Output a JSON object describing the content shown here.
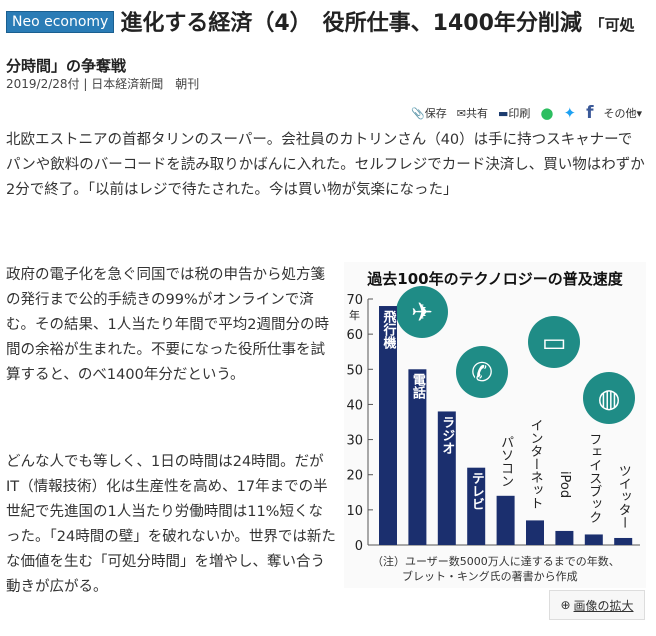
{
  "header": {
    "badge": "Neo economy",
    "title": "進化する経済（4）　役所仕事、1400年分削減",
    "subtitle": "「可処分時間」の争奪戦",
    "date": "2019/2/28付",
    "source": "日本経済新聞　朝刊"
  },
  "toolbar": {
    "save": "保存",
    "share": "共有",
    "print": "印刷",
    "other": "その他"
  },
  "body": {
    "p1": "北欧エストニアの首都タリンのスーパー。会社員のカトリンさん（40）は手に持つスキャナーでパンや飲料のバーコードを読み取りかばんに入れた。セルフレジでカード決済し、買い物はわずか2分で終了。「以前はレジで待たされた。今は買い物が気楽になった」",
    "p2": "政府の電子化を急ぐ同国では税の申告から処方箋の発行まで公的手続きの99%がオンラインで済む。その結果、1人当たり年間で平均2週間分の時間の余裕が生まれた。不要になった役所仕事を試算すると、のべ1400年分だという。",
    "p3": "どんな人でも等しく、1日の時間は24時間。だがIT（情報技術）化は生産性を高め、17年までの半世紀で先進国の1人当たり労働時間は11%短くなった。「24時間の壁」を破れないか。世界では新たな価値を生む「可処分時間」を増やし、奪い合う動きが広がる。"
  },
  "image_zoom": "画像の拡大",
  "chart_data": {
    "type": "bar",
    "title": "過去100年のテクノロジーの普及速度",
    "ylabel": "年",
    "ylim": [
      0,
      70
    ],
    "yticks": [
      0,
      10,
      20,
      30,
      40,
      50,
      60,
      70
    ],
    "categories": [
      "飛行機",
      "電話",
      "ラジオ",
      "テレビ",
      "パソコン",
      "インターネット",
      "iPod",
      "フェイスブック",
      "ツイッター"
    ],
    "values": [
      68,
      50,
      38,
      22,
      14,
      7,
      4,
      3,
      2
    ],
    "note": "（注）ユーザー数5000万人に達するまでの年数、ブレット・キング氏の著書から作成",
    "bar_color": "#1b2f6e",
    "icon_color": "#1f8c86"
  }
}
■ ■ ■ ■ ■ ■ ■
• **EXERCISE BRIEF**
Your task is to copy the entries in full and exactly, without any images.

• **OUTPUT**
Output a JSON object describing the content shown here.
{
  "header": {
    "badge": "Neo economy",
    "title": "進化する経済（4）　役所仕事、1400年分削減",
    "subtitle": "「可処分時間」の争奪戦",
    "date": "2019/2/28付",
    "source": "日本経済新聞　朝刊"
  },
  "toolbar": {
    "save": "保存",
    "share": "共有",
    "print": "印刷",
    "other": "その他"
  },
  "body": {
    "p1": "北欧エストニアの首都タリンのスーパー。会社員のカトリンさん（40）は手に持つスキャナーでパンや飲料のバーコードを読み取りかばんに入れた。セルフレジでカード決済し、買い物はわずか2分で終了。「以前はレジで待たされた。今は買い物が気楽になった」",
    "p2": "政府の電子化を急ぐ同国では税の申告から処方箋の発行まで公的手続きの99%がオンラインで済む。その結果、1人当たり年間で平均2週間分の時間の余裕が生まれた。不要になった役所仕事を試算すると、のべ1400年分だという。",
    "p3": "どんな人でも等しく、1日の時間は24時間。だがIT（情報技術）化は生産性を高め、17年までの半世紀で先進国の1人当たり労働時間は11%短くなった。「24時間の壁」を破れないか。世界では新たな価値を生む「可処分時間」を増やし、奪い合う動きが広がる。"
  },
  "image_zoom": "画像の拡大",
  "chart_data": {
    "type": "bar",
    "title": "過去100年のテクノロジーの普及速度",
    "ylabel": "年",
    "ylim": [
      0,
      70
    ],
    "yticks": [
      0,
      10,
      20,
      30,
      40,
      50,
      60,
      70
    ],
    "categories": [
      "飛行機",
      "電話",
      "ラジオ",
      "テレビ",
      "パソコン",
      "インターネット",
      "iPod",
      "フェイスブック",
      "ツイッター"
    ],
    "values": [
      68,
      50,
      38,
      22,
      14,
      7,
      4,
      3,
      2
    ],
    "note": "（注）ユーザー数5000万人に達するまでの年数、ブレット・キング氏の著書から作成",
    "bar_color": "#1b2f6e",
    "icon_color": "#1f8c86"
  }
}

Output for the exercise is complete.